→ **Goal of the exercise**: Print the listing below exactly.

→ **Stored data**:
====================

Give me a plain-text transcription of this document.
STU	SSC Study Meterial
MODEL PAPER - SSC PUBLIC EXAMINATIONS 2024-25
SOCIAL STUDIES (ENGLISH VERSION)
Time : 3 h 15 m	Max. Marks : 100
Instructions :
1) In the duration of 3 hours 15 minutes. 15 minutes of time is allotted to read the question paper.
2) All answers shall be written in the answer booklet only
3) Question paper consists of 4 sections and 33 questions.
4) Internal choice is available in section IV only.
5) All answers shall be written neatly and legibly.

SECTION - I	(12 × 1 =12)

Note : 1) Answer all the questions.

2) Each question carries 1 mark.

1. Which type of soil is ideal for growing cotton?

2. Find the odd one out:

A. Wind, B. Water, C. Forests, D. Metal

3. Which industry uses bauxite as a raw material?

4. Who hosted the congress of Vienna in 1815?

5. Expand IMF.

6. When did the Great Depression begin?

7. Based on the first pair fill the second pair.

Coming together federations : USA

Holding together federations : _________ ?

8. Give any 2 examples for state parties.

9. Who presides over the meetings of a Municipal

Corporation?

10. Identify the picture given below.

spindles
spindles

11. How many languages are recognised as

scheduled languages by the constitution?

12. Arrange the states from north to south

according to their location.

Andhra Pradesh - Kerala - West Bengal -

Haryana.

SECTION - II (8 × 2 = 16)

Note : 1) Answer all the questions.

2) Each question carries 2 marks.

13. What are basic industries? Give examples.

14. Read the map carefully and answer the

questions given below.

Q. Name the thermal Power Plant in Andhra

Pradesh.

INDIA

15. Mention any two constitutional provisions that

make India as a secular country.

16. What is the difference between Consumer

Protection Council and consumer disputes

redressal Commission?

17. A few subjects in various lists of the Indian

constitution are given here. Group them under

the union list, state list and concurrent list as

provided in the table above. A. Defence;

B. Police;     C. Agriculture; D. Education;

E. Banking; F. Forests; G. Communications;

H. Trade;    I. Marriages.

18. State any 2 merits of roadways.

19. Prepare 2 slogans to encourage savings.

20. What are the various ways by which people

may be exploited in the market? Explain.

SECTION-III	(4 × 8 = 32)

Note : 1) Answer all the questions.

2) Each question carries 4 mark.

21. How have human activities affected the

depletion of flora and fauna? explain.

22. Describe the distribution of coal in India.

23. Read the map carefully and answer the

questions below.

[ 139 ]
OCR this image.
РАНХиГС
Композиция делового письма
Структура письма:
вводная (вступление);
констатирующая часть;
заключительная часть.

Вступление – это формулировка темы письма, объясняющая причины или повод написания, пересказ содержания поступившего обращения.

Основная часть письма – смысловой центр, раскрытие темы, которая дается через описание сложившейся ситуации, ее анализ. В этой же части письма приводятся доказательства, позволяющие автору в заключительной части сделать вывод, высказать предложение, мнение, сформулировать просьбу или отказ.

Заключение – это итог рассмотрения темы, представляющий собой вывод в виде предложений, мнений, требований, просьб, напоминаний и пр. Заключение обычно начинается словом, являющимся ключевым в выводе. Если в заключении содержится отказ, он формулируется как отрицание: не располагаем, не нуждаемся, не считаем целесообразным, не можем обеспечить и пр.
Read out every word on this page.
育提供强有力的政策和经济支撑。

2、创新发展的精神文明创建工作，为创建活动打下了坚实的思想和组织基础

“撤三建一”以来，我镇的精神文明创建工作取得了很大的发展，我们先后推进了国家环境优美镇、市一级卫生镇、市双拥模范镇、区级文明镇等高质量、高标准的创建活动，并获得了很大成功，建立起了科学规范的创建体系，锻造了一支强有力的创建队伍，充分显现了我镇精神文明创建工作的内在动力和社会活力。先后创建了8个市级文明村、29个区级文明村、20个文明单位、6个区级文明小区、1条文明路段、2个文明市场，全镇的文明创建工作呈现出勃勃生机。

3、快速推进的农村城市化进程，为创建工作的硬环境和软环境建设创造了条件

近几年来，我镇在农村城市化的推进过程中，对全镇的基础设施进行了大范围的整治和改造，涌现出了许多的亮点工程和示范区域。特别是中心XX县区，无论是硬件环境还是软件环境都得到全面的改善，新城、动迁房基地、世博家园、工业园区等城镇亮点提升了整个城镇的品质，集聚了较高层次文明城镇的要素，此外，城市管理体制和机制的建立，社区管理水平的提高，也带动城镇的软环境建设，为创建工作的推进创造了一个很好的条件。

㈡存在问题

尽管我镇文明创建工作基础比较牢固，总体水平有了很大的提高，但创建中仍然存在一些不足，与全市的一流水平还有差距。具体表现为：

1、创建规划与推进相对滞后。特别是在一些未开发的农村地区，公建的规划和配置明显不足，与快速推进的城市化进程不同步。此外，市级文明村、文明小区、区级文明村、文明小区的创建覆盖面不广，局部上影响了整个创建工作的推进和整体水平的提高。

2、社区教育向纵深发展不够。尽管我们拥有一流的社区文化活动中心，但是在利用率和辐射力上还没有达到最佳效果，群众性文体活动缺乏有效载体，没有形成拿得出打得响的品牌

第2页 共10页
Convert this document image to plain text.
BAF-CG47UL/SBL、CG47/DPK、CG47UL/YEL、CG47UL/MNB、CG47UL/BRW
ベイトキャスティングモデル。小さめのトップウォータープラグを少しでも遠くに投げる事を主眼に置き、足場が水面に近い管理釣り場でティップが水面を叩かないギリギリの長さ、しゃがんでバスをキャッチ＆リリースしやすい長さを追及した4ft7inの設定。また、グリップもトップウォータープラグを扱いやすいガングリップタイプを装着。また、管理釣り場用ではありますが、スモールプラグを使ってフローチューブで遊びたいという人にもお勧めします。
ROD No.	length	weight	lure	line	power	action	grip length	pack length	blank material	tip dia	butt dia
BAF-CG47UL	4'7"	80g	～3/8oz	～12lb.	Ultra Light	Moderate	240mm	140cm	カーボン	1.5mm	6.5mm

====================

→ **Response to the exercise**:
Give me a plain-text transcription of this document.
STU	SSC Study Meterial
MODEL PAPER - SSC PUBLIC EXAMINATIONS 2024-25
SOCIAL STUDIES (ENGLISH VERSION)
Time : 3 h 15 m	Max. Marks : 100
Instructions :
1) In the duration of 3 hours 15 minutes. 15 minutes of time is allotted to read the question paper.
2) All answers shall be written in the answer booklet only
3) Question paper consists of 4 sections and 33 questions.
4) Internal choice is available in section IV only.
5) All answers shall be written neatly and legibly.

SECTION - I	(12 × 1 =12)

Note : 1) Answer all the questions.

2) Each question carries 1 mark.

1. Which type of soil is ideal for growing cotton?

2. Find the odd one out:

A. Wind, B. Water, C. Forests, D. Metal

3. Which industry uses bauxite as a raw material?

4. Who hosted the congress of Vienna in 1815?

5. Expand IMF.

6. When did the Great Depression begin?

7. Based on the first pair fill the second pair.

Coming together federations : USA

Holding together federations : _________ ?

8. Give any 2 examples for state parties.

9. Who presides over the meetings of a Municipal

Corporation?

10. Identify the picture given below.

spindles
spindles

11. How many languages are recognised as

scheduled languages by the constitution?

12. Arrange the states from north to south

according to their location.

Andhra Pradesh - Kerala - West Bengal -

Haryana.

SECTION - II (8 × 2 = 16)

Note : 1) Answer all the questions.

2) Each question carries 2 marks.

13. What are basic industries? Give examples.

14. Read the map carefully and answer the

questions given below.

Q. Name the thermal Power Plant in Andhra

Pradesh.

INDIA

15. Mention any two constitutional provisions that

make India as a secular country.

16. What is the difference between Consumer

Protection Council and consumer disputes

redressal Commission?

17. A few subjects in various lists of the Indian

constitution are given here. Group them under

the union list, state list and concurrent list as

provided in the table above. A. Defence;

B. Police;     C. Agriculture; D. Education;

E. Banking; F. Forests; G. Communications;

H. Trade;    I. Marriages.

18. State any 2 merits of roadways.

19. Prepare 2 slogans to encourage savings.

20. What are the various ways by which people

may be exploited in the market? Explain.

SECTION-III	(4 × 8 = 32)

Note : 1) Answer all the questions.

2) Each question carries 4 mark.

21. How have human activities affected the

depletion of flora and fauna? explain.

22. Describe the distribution of coal in India.

23. Read the map carefully and answer the

questions below.

[ 139 ]
OCR this image.
РАНХиГС
Композиция делового письма
Структура письма:
вводная (вступление);
констатирующая часть;
заключительная часть.

Вступление – это формулировка темы письма, объясняющая причины или повод написания, пересказ содержания поступившего обращения.

Основная часть письма – смысловой центр, раскрытие темы, которая дается через описание сложившейся ситуации, ее анализ. В этой же части письма приводятся доказательства, позволяющие автору в заключительной части сделать вывод, высказать предложение, мнение, сформулировать просьбу или отказ.

Заключение – это итог рассмотрения темы, представляющий собой вывод в виде предложений, мнений, требований, просьб, напоминаний и пр. Заключение обычно начинается словом, являющимся ключевым в выводе. Если в заключении содержится отказ, он формулируется как отрицание: не располагаем, не нуждаемся, не считаем целесообразным, не можем обеспечить и пр.
Read out every word on this page.
育提供强有力的政策和经济支撑。

2、创新发展的精神文明创建工作，为创建活动打下了坚实的思想和组织基础

“撤三建一”以来，我镇的精神文明创建工作取得了很大的发展，我们先后推进了国家环境优美镇、市一级卫生镇、市双拥模范镇、区级文明镇等高质量、高标准的创建活动，并获得了很大成功，建立起了科学规范的创建体系，锻造了一支强有力的创建队伍，充分显现了我镇精神文明创建工作的内在动力和社会活力。先后创建了8个市级文明村、29个区级文明村、20个文明单位、6个区级文明小区、1条文明路段、2个文明市场，全镇的文明创建工作呈现出勃勃生机。

3、快速推进的农村城市化进程，为创建工作的硬环境和软环境建设创造了条件

近几年来，我镇在农村城市化的推进过程中，对全镇的基础设施进行了大范围的整治和改造，涌现出了许多的亮点工程和示范区域。特别是中心XX县区，无论是硬件环境还是软件环境都得到全面的改善，新城、动迁房基地、世博家园、工业园区等城镇亮点提升了整个城镇的品质，集聚了较高层次文明城镇的要素，此外，城市管理体制和机制的建立，社区管理水平的提高，也带动城镇的软环境建设，为创建工作的推进创造了一个很好的条件。

㈡存在问题

尽管我镇文明创建工作基础比较牢固，总体水平有了很大的提高，但创建中仍然存在一些不足，与全市的一流水平还有差距。具体表现为：

1、创建规划与推进相对滞后。特别是在一些未开发的农村地区，公建的规划和配置明显不足，与快速推进的城市化进程不同步。此外，市级文明村、文明小区、区级文明村、文明小区的创建覆盖面不广，局部上影响了整个创建工作的推进和整体水平的提高。

2、社区教育向纵深发展不够。尽管我们拥有一流的社区文化活动中心，但是在利用率和辐射力上还没有达到最佳效果，群众性文体活动缺乏有效载体，没有形成拿得出打得响的品牌

第2页 共10页
Convert this document image to plain text.
BAF-CG47UL/SBL、CG47/DPK、CG47UL/YEL、CG47UL/MNB、CG47UL/BRW
ベイトキャスティングモデル。小さめのトップウォータープラグを少しでも遠くに投げる事を主眼に置き、足場が水面に近い管理釣り場でティップが水面を叩かないギリギリの長さ、しゃがんでバスをキャッチ＆リリースしやすい長さを追及した4ft7inの設定。また、グリップもトップウォータープラグを扱いやすいガングリップタイプを装着。また、管理釣り場用ではありますが、スモールプラグを使ってフローチューブで遊びたいという人にもお勧めします。
ROD No.	length	weight	lure	line	power	action	grip length	pack length	blank material	tip dia	butt dia
BAF-CG47UL	4'7"	80g	～3/8oz	～12lb.	Ultra Light	Moderate	240mm	140cm	カーボン	1.5mm	6.5mm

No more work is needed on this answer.